Instructions to follow: Pick out every line in the data below that holds "folder".

Recorded data:
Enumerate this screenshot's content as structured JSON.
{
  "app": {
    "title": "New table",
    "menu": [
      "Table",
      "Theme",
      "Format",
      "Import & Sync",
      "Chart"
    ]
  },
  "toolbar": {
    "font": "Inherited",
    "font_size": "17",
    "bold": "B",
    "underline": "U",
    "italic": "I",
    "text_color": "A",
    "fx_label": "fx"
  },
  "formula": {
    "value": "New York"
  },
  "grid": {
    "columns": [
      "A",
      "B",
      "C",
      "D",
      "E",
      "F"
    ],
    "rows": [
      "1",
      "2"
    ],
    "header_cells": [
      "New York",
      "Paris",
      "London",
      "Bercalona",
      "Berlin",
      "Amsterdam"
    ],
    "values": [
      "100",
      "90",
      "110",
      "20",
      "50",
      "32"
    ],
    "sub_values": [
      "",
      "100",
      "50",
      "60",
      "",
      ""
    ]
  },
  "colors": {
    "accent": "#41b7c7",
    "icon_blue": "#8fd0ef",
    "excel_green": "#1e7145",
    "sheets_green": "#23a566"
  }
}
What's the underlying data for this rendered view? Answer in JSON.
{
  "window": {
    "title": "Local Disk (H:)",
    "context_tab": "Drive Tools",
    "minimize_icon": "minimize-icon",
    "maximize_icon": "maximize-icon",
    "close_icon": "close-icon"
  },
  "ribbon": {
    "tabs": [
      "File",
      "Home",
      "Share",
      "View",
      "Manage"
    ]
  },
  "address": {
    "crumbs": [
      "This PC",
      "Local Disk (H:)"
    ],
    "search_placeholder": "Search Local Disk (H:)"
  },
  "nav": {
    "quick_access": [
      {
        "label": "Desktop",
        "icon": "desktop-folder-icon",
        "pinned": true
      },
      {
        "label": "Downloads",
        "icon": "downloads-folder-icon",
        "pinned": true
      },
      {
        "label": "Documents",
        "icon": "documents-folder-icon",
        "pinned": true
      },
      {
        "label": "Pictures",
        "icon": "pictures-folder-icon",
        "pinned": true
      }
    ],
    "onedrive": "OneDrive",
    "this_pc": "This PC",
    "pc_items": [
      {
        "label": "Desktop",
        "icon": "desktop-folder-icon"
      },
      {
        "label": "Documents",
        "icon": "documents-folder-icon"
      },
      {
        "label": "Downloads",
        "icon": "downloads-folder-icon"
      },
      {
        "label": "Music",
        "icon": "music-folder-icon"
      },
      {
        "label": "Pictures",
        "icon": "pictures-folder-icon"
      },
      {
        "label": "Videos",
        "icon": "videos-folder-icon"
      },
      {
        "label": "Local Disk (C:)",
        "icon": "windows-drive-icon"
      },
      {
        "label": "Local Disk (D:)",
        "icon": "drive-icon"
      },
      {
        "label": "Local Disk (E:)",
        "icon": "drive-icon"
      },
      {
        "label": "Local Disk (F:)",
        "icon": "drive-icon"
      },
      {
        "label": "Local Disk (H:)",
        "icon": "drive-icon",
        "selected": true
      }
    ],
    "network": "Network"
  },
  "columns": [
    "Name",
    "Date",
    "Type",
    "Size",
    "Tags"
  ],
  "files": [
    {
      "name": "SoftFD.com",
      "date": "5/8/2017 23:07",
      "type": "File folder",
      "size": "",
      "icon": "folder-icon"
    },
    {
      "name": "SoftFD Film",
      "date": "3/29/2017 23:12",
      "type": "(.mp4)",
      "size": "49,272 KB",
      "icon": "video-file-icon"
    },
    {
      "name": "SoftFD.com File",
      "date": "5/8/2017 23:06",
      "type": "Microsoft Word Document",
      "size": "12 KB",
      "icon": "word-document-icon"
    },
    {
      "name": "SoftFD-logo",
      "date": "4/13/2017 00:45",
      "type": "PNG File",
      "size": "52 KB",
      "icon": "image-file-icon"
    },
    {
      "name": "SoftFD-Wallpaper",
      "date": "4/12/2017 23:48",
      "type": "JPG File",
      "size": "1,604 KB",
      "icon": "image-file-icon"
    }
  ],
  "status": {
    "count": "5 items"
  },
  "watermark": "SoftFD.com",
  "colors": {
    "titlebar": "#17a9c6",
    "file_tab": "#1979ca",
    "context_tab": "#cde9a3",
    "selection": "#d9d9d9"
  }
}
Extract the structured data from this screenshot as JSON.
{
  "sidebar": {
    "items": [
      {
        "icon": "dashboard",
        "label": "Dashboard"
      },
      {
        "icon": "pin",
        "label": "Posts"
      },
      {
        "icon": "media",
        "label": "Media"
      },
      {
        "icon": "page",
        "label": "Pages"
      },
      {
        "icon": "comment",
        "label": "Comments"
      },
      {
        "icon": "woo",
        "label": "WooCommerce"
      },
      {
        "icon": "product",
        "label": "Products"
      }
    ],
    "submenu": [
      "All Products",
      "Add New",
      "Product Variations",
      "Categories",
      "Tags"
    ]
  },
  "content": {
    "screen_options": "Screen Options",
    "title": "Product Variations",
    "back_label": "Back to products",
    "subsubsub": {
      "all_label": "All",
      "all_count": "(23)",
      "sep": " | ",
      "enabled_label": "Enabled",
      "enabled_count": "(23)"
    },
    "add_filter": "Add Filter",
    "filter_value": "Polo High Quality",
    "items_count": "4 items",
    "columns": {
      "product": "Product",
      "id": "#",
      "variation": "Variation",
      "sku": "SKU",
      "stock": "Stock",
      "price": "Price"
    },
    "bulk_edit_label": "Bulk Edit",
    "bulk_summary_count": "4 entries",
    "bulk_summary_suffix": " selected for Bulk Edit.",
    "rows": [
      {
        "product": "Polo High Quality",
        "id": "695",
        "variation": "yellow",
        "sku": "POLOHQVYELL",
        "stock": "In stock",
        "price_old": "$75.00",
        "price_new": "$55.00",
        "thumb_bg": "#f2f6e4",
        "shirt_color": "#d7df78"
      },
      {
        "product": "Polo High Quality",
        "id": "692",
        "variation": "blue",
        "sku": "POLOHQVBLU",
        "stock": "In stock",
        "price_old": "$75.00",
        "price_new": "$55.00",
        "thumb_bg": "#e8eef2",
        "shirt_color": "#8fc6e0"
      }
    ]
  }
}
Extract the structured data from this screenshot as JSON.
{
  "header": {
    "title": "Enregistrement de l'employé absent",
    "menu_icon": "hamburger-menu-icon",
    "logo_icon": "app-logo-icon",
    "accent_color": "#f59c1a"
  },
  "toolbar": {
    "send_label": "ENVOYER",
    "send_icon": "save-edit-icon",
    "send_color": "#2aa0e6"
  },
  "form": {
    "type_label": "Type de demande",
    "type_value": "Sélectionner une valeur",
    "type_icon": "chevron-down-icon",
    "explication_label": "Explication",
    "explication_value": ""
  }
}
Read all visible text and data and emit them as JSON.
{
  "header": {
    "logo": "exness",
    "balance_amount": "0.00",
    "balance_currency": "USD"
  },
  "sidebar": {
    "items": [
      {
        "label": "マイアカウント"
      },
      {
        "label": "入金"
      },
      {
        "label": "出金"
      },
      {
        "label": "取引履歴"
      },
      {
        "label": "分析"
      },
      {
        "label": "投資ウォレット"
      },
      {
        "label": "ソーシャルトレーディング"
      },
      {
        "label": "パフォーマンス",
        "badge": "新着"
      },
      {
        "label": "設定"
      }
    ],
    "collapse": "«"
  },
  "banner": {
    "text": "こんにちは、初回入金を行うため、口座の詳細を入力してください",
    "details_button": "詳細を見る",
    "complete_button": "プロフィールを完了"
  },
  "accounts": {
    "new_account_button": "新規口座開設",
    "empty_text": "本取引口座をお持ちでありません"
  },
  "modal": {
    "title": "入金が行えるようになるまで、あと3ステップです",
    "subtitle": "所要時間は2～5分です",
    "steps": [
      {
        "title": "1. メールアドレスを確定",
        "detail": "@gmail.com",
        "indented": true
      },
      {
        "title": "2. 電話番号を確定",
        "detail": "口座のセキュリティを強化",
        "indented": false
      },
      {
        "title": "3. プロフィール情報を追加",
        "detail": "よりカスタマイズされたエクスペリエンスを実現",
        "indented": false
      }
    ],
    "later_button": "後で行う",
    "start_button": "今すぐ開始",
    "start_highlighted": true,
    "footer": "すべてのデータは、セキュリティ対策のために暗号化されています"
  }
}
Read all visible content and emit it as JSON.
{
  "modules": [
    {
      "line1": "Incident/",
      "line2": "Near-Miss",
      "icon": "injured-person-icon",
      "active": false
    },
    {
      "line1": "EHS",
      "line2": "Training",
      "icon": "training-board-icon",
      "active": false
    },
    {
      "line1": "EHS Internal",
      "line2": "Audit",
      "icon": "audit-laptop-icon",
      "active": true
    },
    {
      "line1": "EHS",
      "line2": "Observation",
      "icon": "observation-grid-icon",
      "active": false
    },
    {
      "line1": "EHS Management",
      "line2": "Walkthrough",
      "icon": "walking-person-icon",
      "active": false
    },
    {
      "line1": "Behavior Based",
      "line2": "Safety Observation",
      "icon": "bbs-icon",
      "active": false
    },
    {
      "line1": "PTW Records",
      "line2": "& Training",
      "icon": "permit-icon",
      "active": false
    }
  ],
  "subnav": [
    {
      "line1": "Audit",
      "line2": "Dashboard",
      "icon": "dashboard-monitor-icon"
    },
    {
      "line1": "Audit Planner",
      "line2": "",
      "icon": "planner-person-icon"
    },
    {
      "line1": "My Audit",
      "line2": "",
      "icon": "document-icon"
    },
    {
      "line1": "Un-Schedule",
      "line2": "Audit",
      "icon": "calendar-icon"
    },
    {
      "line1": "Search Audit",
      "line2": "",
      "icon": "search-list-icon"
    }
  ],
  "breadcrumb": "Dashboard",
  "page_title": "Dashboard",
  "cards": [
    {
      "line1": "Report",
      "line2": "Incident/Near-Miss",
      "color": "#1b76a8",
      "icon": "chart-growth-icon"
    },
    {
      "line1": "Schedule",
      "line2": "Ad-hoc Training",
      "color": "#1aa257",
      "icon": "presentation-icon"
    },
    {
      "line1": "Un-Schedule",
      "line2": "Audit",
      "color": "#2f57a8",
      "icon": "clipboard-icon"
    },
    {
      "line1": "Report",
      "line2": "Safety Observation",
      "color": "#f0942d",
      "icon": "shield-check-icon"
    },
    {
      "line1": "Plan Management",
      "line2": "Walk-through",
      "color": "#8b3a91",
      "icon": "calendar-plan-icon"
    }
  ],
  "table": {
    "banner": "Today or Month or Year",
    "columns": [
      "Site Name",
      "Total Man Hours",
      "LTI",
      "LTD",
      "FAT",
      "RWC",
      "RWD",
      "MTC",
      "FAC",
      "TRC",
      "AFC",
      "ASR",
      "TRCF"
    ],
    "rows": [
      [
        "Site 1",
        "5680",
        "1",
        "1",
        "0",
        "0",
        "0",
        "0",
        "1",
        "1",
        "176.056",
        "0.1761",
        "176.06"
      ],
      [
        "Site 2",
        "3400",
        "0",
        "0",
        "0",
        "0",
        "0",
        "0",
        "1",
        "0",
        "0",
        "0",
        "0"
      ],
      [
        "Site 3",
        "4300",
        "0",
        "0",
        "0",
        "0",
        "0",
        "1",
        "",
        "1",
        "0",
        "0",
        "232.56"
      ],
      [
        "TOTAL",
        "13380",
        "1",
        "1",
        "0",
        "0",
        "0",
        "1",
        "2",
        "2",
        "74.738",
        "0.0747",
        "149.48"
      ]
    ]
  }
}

Task solution:
        "icon": "desktop-folder-icon",
        "icon": "downloads-folder-icon",
        "icon": "documents-folder-icon",
        "icon": "pictures-folder-icon",
        "icon": "desktop-folder-icon"
        "icon": "documents-folder-icon"
        "icon": "downloads-folder-icon"
        "icon": "music-folder-icon"
        "icon": "pictures-folder-icon"
        "icon": "videos-folder-icon"
      "type": "File folder",
      "icon": "folder-icon"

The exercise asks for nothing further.